--- Record list ---

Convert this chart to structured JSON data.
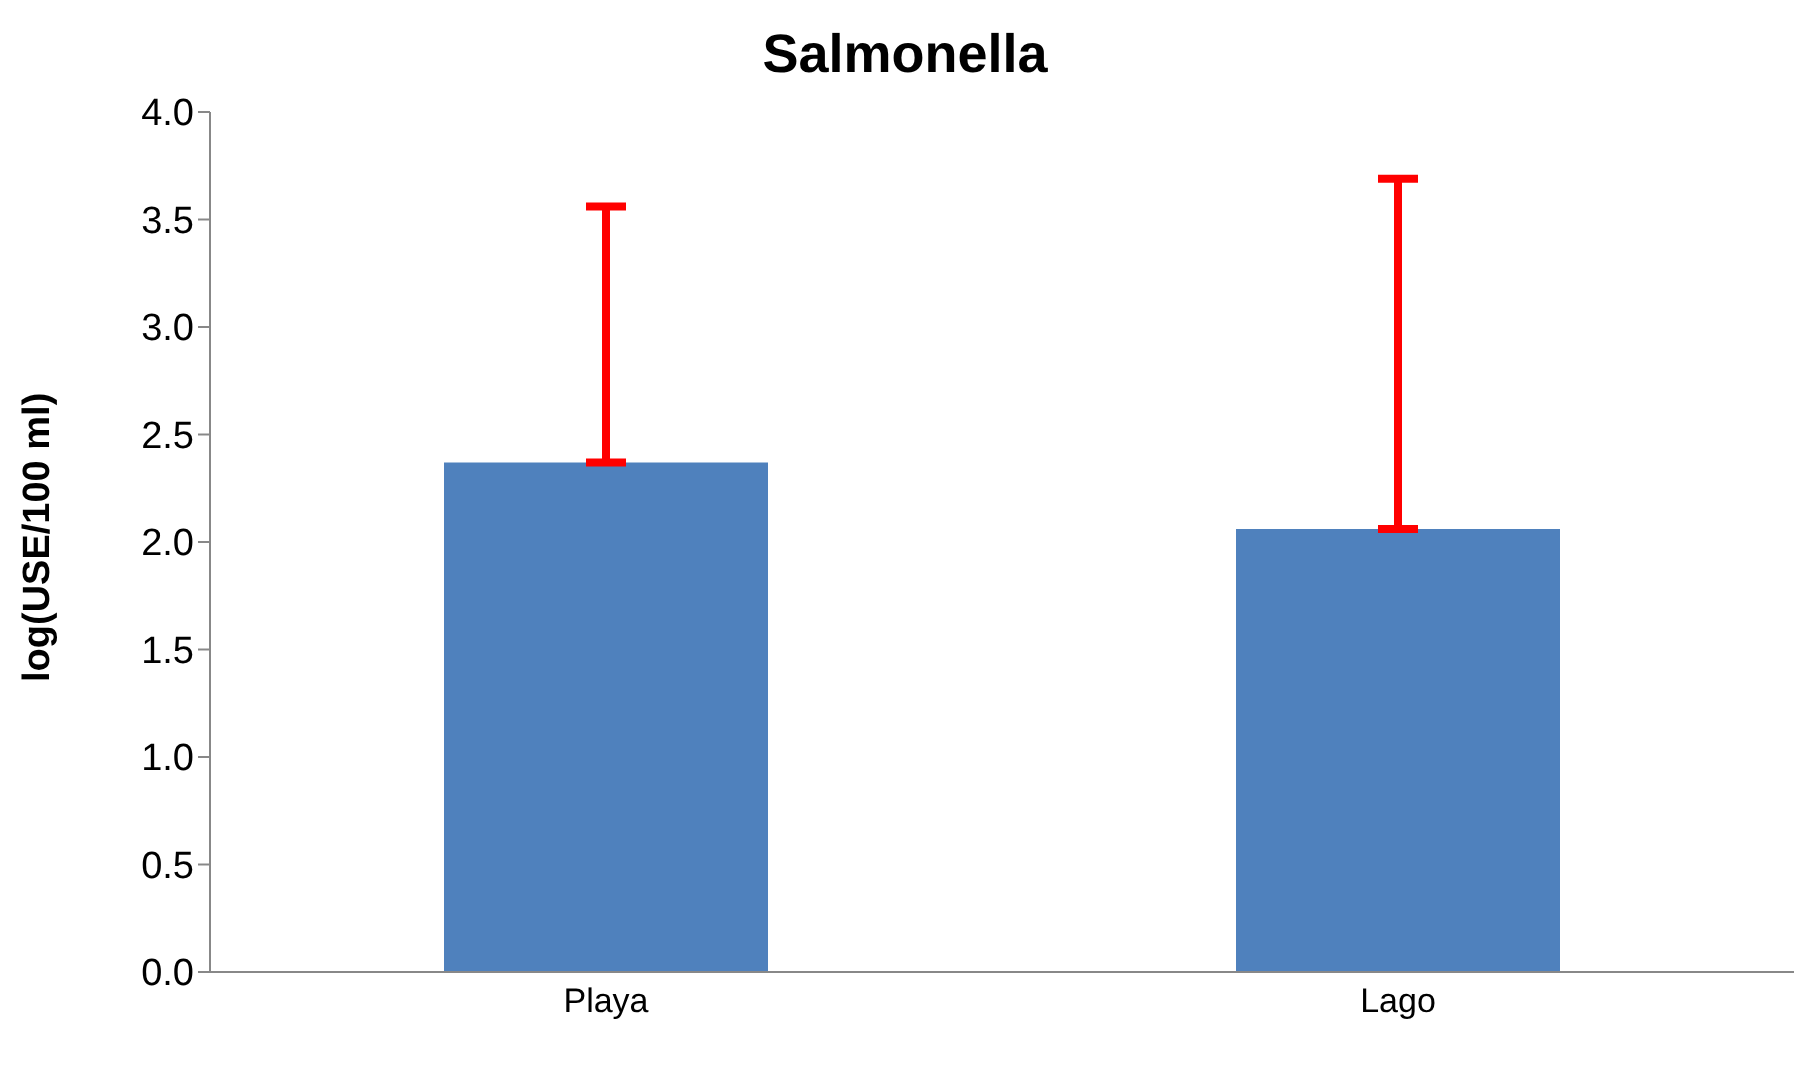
{
  "chart_data": {
    "type": "bar",
    "title": "Salmonella",
    "ylabel": "log(USE/100 ml)",
    "categories": [
      "Playa",
      "Lago"
    ],
    "values": [
      2.37,
      2.06
    ],
    "errors": [
      [
        2.37,
        3.56
      ],
      [
        2.06,
        3.69
      ]
    ],
    "color": "#4f81bd",
    "ylim": [
      0,
      4
    ],
    "yticks": [
      {
        "value": 0,
        "label": "0.0"
      },
      {
        "value": 0.5,
        "label": "0.5"
      },
      {
        "value": 1,
        "label": "1.0"
      },
      {
        "value": 1.5,
        "label": "1.5"
      },
      {
        "value": 2,
        "label": "2.0"
      },
      {
        "value": 2.5,
        "label": "2.5"
      },
      {
        "value": 3,
        "label": "3.0"
      },
      {
        "value": 3.5,
        "label": "3.5"
      },
      {
        "value": 4,
        "label": "4.0"
      }
    ],
    "grid": false,
    "legend": false
  }
}
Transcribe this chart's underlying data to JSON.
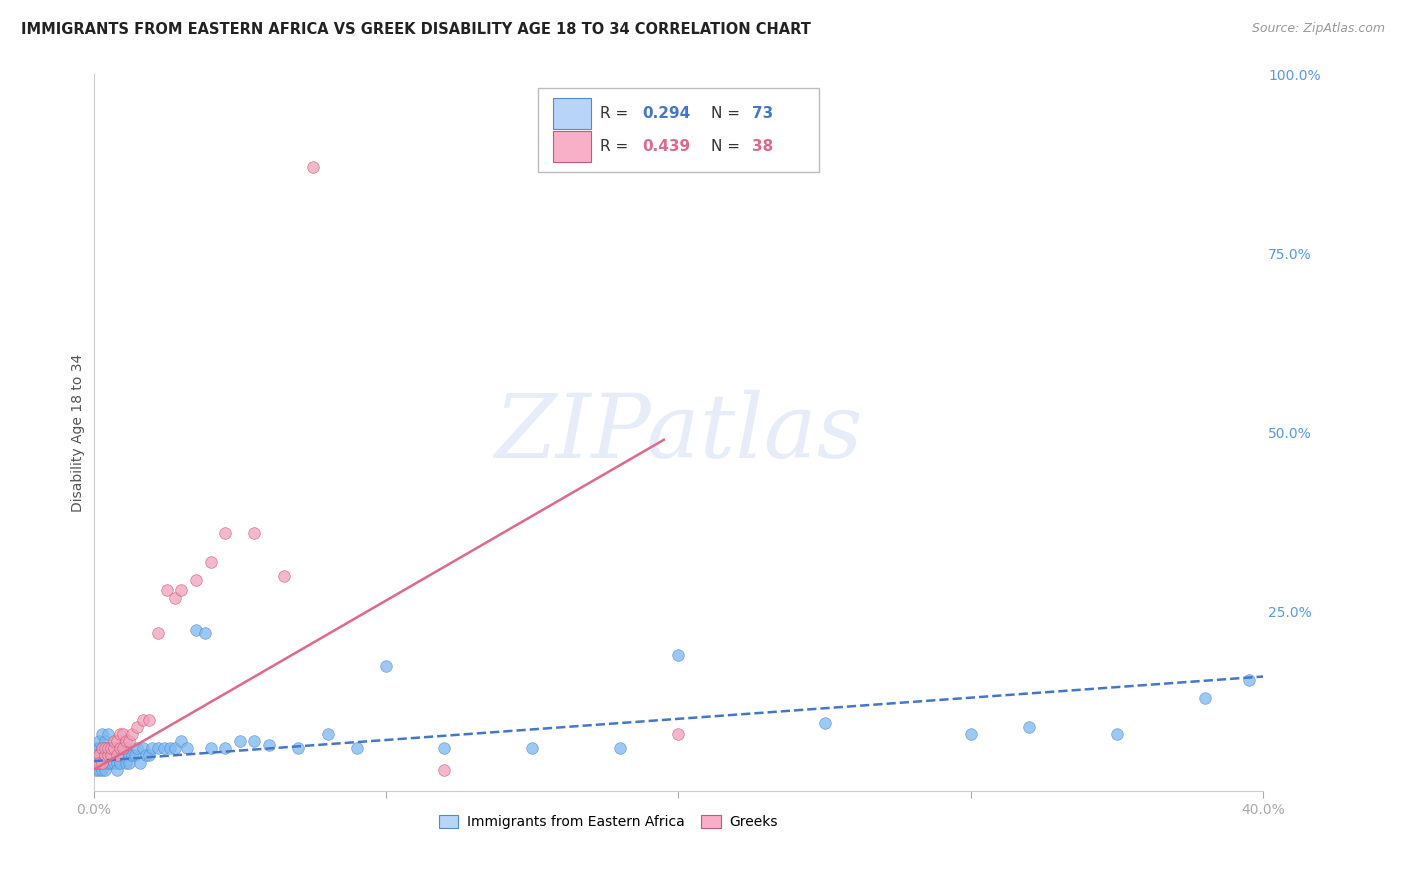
{
  "title": "IMMIGRANTS FROM EASTERN AFRICA VS GREEK DISABILITY AGE 18 TO 34 CORRELATION CHART",
  "source": "Source: ZipAtlas.com",
  "ylabel": "Disability Age 18 to 34",
  "right_y_ticks": [
    "100.0%",
    "75.0%",
    "50.0%",
    "25.0%"
  ],
  "right_y_tick_vals": [
    1.0,
    0.75,
    0.5,
    0.25
  ],
  "xlim": [
    0.0,
    0.4
  ],
  "ylim": [
    0.0,
    1.0
  ],
  "background_color": "#ffffff",
  "grid_color": "#e0e0e8",
  "watermark_text": "ZIPatlas",
  "blue_scatter_x": [
    0.001,
    0.001,
    0.001,
    0.001,
    0.002,
    0.002,
    0.002,
    0.002,
    0.002,
    0.003,
    0.003,
    0.003,
    0.003,
    0.004,
    0.004,
    0.004,
    0.004,
    0.005,
    0.005,
    0.005,
    0.005,
    0.006,
    0.006,
    0.006,
    0.007,
    0.007,
    0.007,
    0.008,
    0.008,
    0.008,
    0.009,
    0.009,
    0.01,
    0.01,
    0.011,
    0.011,
    0.012,
    0.012,
    0.013,
    0.014,
    0.015,
    0.016,
    0.017,
    0.018,
    0.019,
    0.02,
    0.022,
    0.024,
    0.026,
    0.028,
    0.03,
    0.032,
    0.035,
    0.038,
    0.04,
    0.045,
    0.05,
    0.055,
    0.06,
    0.07,
    0.08,
    0.09,
    0.1,
    0.12,
    0.15,
    0.18,
    0.2,
    0.25,
    0.3,
    0.32,
    0.35,
    0.38,
    0.395
  ],
  "blue_scatter_y": [
    0.05,
    0.04,
    0.06,
    0.03,
    0.05,
    0.04,
    0.06,
    0.03,
    0.07,
    0.04,
    0.06,
    0.03,
    0.08,
    0.04,
    0.06,
    0.03,
    0.07,
    0.05,
    0.04,
    0.06,
    0.08,
    0.05,
    0.04,
    0.06,
    0.05,
    0.04,
    0.06,
    0.04,
    0.06,
    0.03,
    0.05,
    0.04,
    0.05,
    0.06,
    0.04,
    0.06,
    0.05,
    0.04,
    0.05,
    0.05,
    0.06,
    0.04,
    0.06,
    0.05,
    0.05,
    0.06,
    0.06,
    0.06,
    0.06,
    0.06,
    0.07,
    0.06,
    0.225,
    0.22,
    0.06,
    0.06,
    0.07,
    0.07,
    0.065,
    0.06,
    0.08,
    0.06,
    0.175,
    0.06,
    0.06,
    0.06,
    0.19,
    0.095,
    0.08,
    0.09,
    0.08,
    0.13,
    0.155
  ],
  "pink_scatter_x": [
    0.001,
    0.001,
    0.002,
    0.002,
    0.003,
    0.003,
    0.004,
    0.004,
    0.005,
    0.005,
    0.006,
    0.006,
    0.007,
    0.007,
    0.008,
    0.008,
    0.009,
    0.009,
    0.01,
    0.01,
    0.011,
    0.012,
    0.013,
    0.015,
    0.017,
    0.019,
    0.022,
    0.025,
    0.028,
    0.03,
    0.035,
    0.04,
    0.045,
    0.055,
    0.065,
    0.075,
    0.12,
    0.2
  ],
  "pink_scatter_y": [
    0.05,
    0.04,
    0.05,
    0.04,
    0.06,
    0.04,
    0.05,
    0.06,
    0.05,
    0.06,
    0.05,
    0.06,
    0.06,
    0.07,
    0.05,
    0.07,
    0.06,
    0.08,
    0.06,
    0.08,
    0.07,
    0.07,
    0.08,
    0.09,
    0.1,
    0.1,
    0.22,
    0.28,
    0.27,
    0.28,
    0.295,
    0.32,
    0.36,
    0.36,
    0.3,
    0.87,
    0.03,
    0.08
  ],
  "blue_trend_x": [
    0.0,
    0.4
  ],
  "blue_trend_y": [
    0.042,
    0.16
  ],
  "pink_trend_x": [
    0.0,
    0.195
  ],
  "pink_trend_y": [
    0.03,
    0.49
  ],
  "blue_color": "#7ab8f0",
  "blue_edge": "#5588cc",
  "pink_color": "#f0a0b8",
  "pink_edge": "#cc5577",
  "blue_line_color": "#4477cc",
  "pink_line_color": "#e06888",
  "legend_box_blue_fc": "#b8d4f8",
  "legend_box_blue_ec": "#5588cc",
  "legend_box_pink_fc": "#f8b0c8",
  "legend_box_pink_ec": "#cc5577",
  "legend_R_color_blue": "#4477cc",
  "legend_N_color_blue": "#4477cc",
  "legend_R_color_pink": "#e06888",
  "legend_N_color_pink": "#e06888",
  "bottom_legend_labels": [
    "Immigrants from Eastern Africa",
    "Greeks"
  ],
  "x_tick_positions": [
    0.0,
    0.1,
    0.2,
    0.3,
    0.4
  ],
  "x_tick_labels": [
    "0.0%",
    "",
    "",
    "",
    "40.0%"
  ]
}
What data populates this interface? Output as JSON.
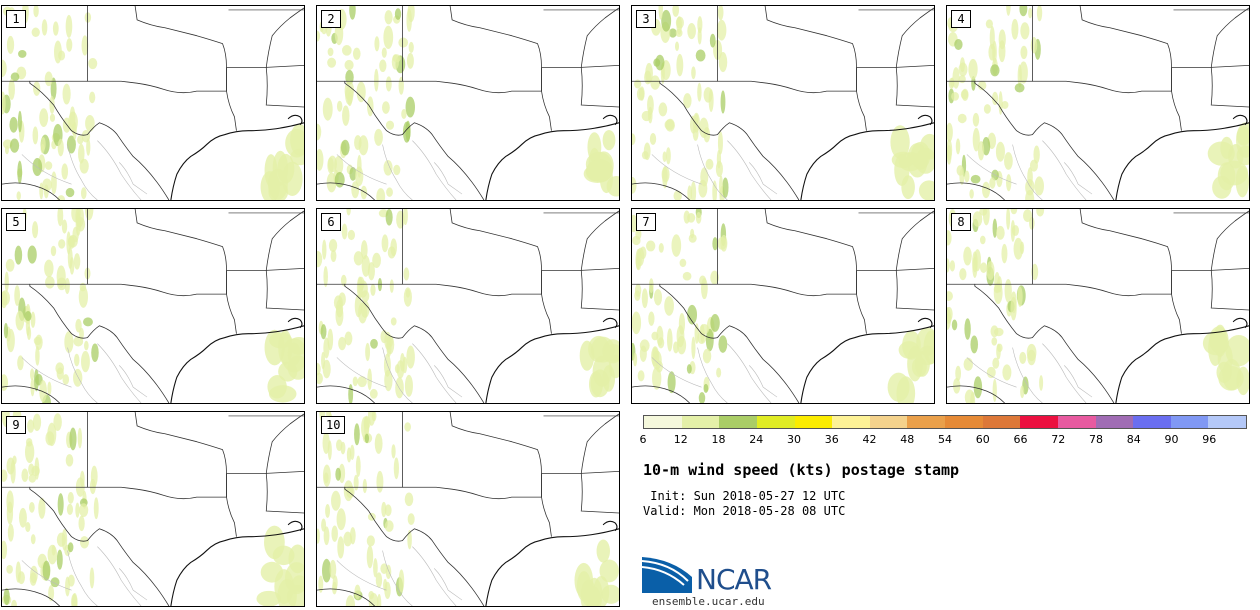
{
  "panels": [
    {
      "label": "1"
    },
    {
      "label": "2"
    },
    {
      "label": "3"
    },
    {
      "label": "4"
    },
    {
      "label": "5"
    },
    {
      "label": "6"
    },
    {
      "label": "7"
    },
    {
      "label": "8"
    },
    {
      "label": "9"
    },
    {
      "label": "10"
    }
  ],
  "colorbar": {
    "colors": [
      "#f5f8dc",
      "#e4f0a8",
      "#aacd66",
      "#e0ec24",
      "#fbec00",
      "#fdf296",
      "#f4d28c",
      "#eaa04a",
      "#e68a36",
      "#dd7838",
      "#ec1040",
      "#e85aa0",
      "#a06cb4",
      "#6a6ef0",
      "#8098f4",
      "#b4c8f8"
    ],
    "tick_labels": [
      "6",
      "12",
      "18",
      "24",
      "30",
      "36",
      "42",
      "48",
      "54",
      "60",
      "66",
      "72",
      "78",
      "84",
      "90",
      "96"
    ]
  },
  "title": "10-m wind speed (kts) postage stamp",
  "init": " Init: Sun 2018-05-27 12 UTC",
  "valid": "Valid: Mon 2018-05-28 08 UTC",
  "logo": {
    "text": "NCAR",
    "url": "ensemble.ucar.edu",
    "colors": [
      "#0a5fa8",
      "#3d8fd0",
      "#1f4e8c"
    ]
  },
  "map_colors": {
    "border": "#333333",
    "state": "#444444",
    "county": "#999999",
    "wind_light": "#e4f0a8",
    "wind_mid": "#aacd66"
  }
}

---

■ **What is needed**: The data above needs to be retyped exactly, with the images left out.

■ **Final answer**:
Convert this chart to structured JSON data.
{
  "chart_data": {
    "type": "bar",
    "title": "Salmonella",
    "ylabel": "log(USE/100 ml)",
    "categories": [
      "Playa",
      "Lago"
    ],
    "values": [
      2.37,
      2.06
    ],
    "errors": [
      [
        2.37,
        3.56
      ],
      [
        2.06,
        3.69
      ]
    ],
    "color": "#4f81bd",
    "ylim": [
      0,
      4
    ],
    "yticks": [
      {
        "value": 0,
        "label": "0.0"
      },
      {
        "value": 0.5,
        "label": "0.5"
      },
      {
        "value": 1,
        "label": "1.0"
      },
      {
        "value": 1.5,
        "label": "1.5"
      },
      {
        "value": 2,
        "label": "2.0"
      },
      {
        "value": 2.5,
        "label": "2.5"
      },
      {
        "value": 3,
        "label": "3.0"
      },
      {
        "value": 3.5,
        "label": "3.5"
      },
      {
        "value": 4,
        "label": "4.0"
      }
    ],
    "grid": false,
    "legend": false
  }
}
Transcribe this chart's underlying data to JSON.
{
  "title": "IMMIGRANTS FROM EASTERN AFRICA VS GREEK DISABILITY AGE 18 TO 34 CORRELATION CHART",
  "source": "Source: ZipAtlas.com",
  "ylabel": "Disability Age 18 to 34",
  "right_y_ticks": [
    "100.0%",
    "75.0%",
    "50.0%",
    "25.0%"
  ],
  "right_y_tick_vals": [
    1.0,
    0.75,
    0.5,
    0.25
  ],
  "xlim": [
    0.0,
    0.4
  ],
  "ylim": [
    0.0,
    1.0
  ],
  "background_color": "#ffffff",
  "grid_color": "#e0e0e8",
  "watermark_text": "ZIPatlas",
  "blue_scatter_x": [
    0.001,
    0.001,
    0.001,
    0.001,
    0.002,
    0.002,
    0.002,
    0.002,
    0.002,
    0.003,
    0.003,
    0.003,
    0.003,
    0.004,
    0.004,
    0.004,
    0.004,
    0.005,
    0.005,
    0.005,
    0.005,
    0.006,
    0.006,
    0.006,
    0.007,
    0.007,
    0.007,
    0.008,
    0.008,
    0.008,
    0.009,
    0.009,
    0.01,
    0.01,
    0.011,
    0.011,
    0.012,
    0.012,
    0.013,
    0.014,
    0.015,
    0.016,
    0.017,
    0.018,
    0.019,
    0.02,
    0.022,
    0.024,
    0.026,
    0.028,
    0.03,
    0.032,
    0.035,
    0.038,
    0.04,
    0.045,
    0.05,
    0.055,
    0.06,
    0.07,
    0.08,
    0.09,
    0.1,
    0.12,
    0.15,
    0.18,
    0.2,
    0.25,
    0.3,
    0.32,
    0.35,
    0.38,
    0.395
  ],
  "blue_scatter_y": [
    0.05,
    0.04,
    0.06,
    0.03,
    0.05,
    0.04,
    0.06,
    0.03,
    0.07,
    0.04,
    0.06,
    0.03,
    0.08,
    0.04,
    0.06,
    0.03,
    0.07,
    0.05,
    0.04,
    0.06,
    0.08,
    0.05,
    0.04,
    0.06,
    0.05,
    0.04,
    0.06,
    0.04,
    0.06,
    0.03,
    0.05,
    0.04,
    0.05,
    0.06,
    0.04,
    0.06,
    0.05,
    0.04,
    0.05,
    0.05,
    0.06,
    0.04,
    0.06,
    0.05,
    0.05,
    0.06,
    0.06,
    0.06,
    0.06,
    0.06,
    0.07,
    0.06,
    0.225,
    0.22,
    0.06,
    0.06,
    0.07,
    0.07,
    0.065,
    0.06,
    0.08,
    0.06,
    0.175,
    0.06,
    0.06,
    0.06,
    0.19,
    0.095,
    0.08,
    0.09,
    0.08,
    0.13,
    0.155
  ],
  "pink_scatter_x": [
    0.001,
    0.001,
    0.002,
    0.002,
    0.003,
    0.003,
    0.004,
    0.004,
    0.005,
    0.005,
    0.006,
    0.006,
    0.007,
    0.007,
    0.008,
    0.008,
    0.009,
    0.009,
    0.01,
    0.01,
    0.011,
    0.012,
    0.013,
    0.015,
    0.017,
    0.019,
    0.022,
    0.025,
    0.028,
    0.03,
    0.035,
    0.04,
    0.045,
    0.055,
    0.065,
    0.075,
    0.12,
    0.2
  ],
  "pink_scatter_y": [
    0.05,
    0.04,
    0.05,
    0.04,
    0.06,
    0.04,
    0.05,
    0.06,
    0.05,
    0.06,
    0.05,
    0.06,
    0.06,
    0.07,
    0.05,
    0.07,
    0.06,
    0.08,
    0.06,
    0.08,
    0.07,
    0.07,
    0.08,
    0.09,
    0.1,
    0.1,
    0.22,
    0.28,
    0.27,
    0.28,
    0.295,
    0.32,
    0.36,
    0.36,
    0.3,
    0.87,
    0.03,
    0.08
  ],
  "blue_trend_x": [
    0.0,
    0.4
  ],
  "blue_trend_y": [
    0.042,
    0.16
  ],
  "pink_trend_x": [
    0.0,
    0.195
  ],
  "pink_trend_y": [
    0.03,
    0.49
  ],
  "blue_color": "#7ab8f0",
  "blue_edge": "#5588cc",
  "pink_color": "#f0a0b8",
  "pink_edge": "#cc5577",
  "blue_line_color": "#4477cc",
  "pink_line_color": "#e06888",
  "legend_box_blue_fc": "#b8d4f8",
  "legend_box_blue_ec": "#5588cc",
  "legend_box_pink_fc": "#f8b0c8",
  "legend_box_pink_ec": "#cc5577",
  "legend_R_color_blue": "#4477cc",
  "legend_N_color_blue": "#4477cc",
  "legend_R_color_pink": "#e06888",
  "legend_N_color_pink": "#e06888",
  "bottom_legend_labels": [
    "Immigrants from Eastern Africa",
    "Greeks"
  ],
  "x_tick_positions": [
    0.0,
    0.1,
    0.2,
    0.3,
    0.4
  ],
  "x_tick_labels": [
    "0.0%",
    "",
    "",
    "",
    "40.0%"
  ]
}
What data populates this interface? Output as JSON.
{
  "panels": [
    {
      "label": "1"
    },
    {
      "label": "2"
    },
    {
      "label": "3"
    },
    {
      "label": "4"
    },
    {
      "label": "5"
    },
    {
      "label": "6"
    },
    {
      "label": "7"
    },
    {
      "label": "8"
    },
    {
      "label": "9"
    },
    {
      "label": "10"
    }
  ],
  "colorbar": {
    "colors": [
      "#f5f8dc",
      "#e4f0a8",
      "#aacd66",
      "#e0ec24",
      "#fbec00",
      "#fdf296",
      "#f4d28c",
      "#eaa04a",
      "#e68a36",
      "#dd7838",
      "#ec1040",
      "#e85aa0",
      "#a06cb4",
      "#6a6ef0",
      "#8098f4",
      "#b4c8f8"
    ],
    "tick_labels": [
      "6",
      "12",
      "18",
      "24",
      "30",
      "36",
      "42",
      "48",
      "54",
      "60",
      "66",
      "72",
      "78",
      "84",
      "90",
      "96"
    ]
  },
  "title": "10-m wind speed (kts) postage stamp",
  "init": " Init: Sun 2018-05-27 12 UTC",
  "valid": "Valid: Mon 2018-05-28 08 UTC",
  "logo": {
    "text": "NCAR",
    "url": "ensemble.ucar.edu",
    "colors": [
      "#0a5fa8",
      "#3d8fd0",
      "#1f4e8c"
    ]
  },
  "map_colors": {
    "border": "#333333",
    "state": "#444444",
    "county": "#999999",
    "wind_light": "#e4f0a8",
    "wind_mid": "#aacd66"
  }
}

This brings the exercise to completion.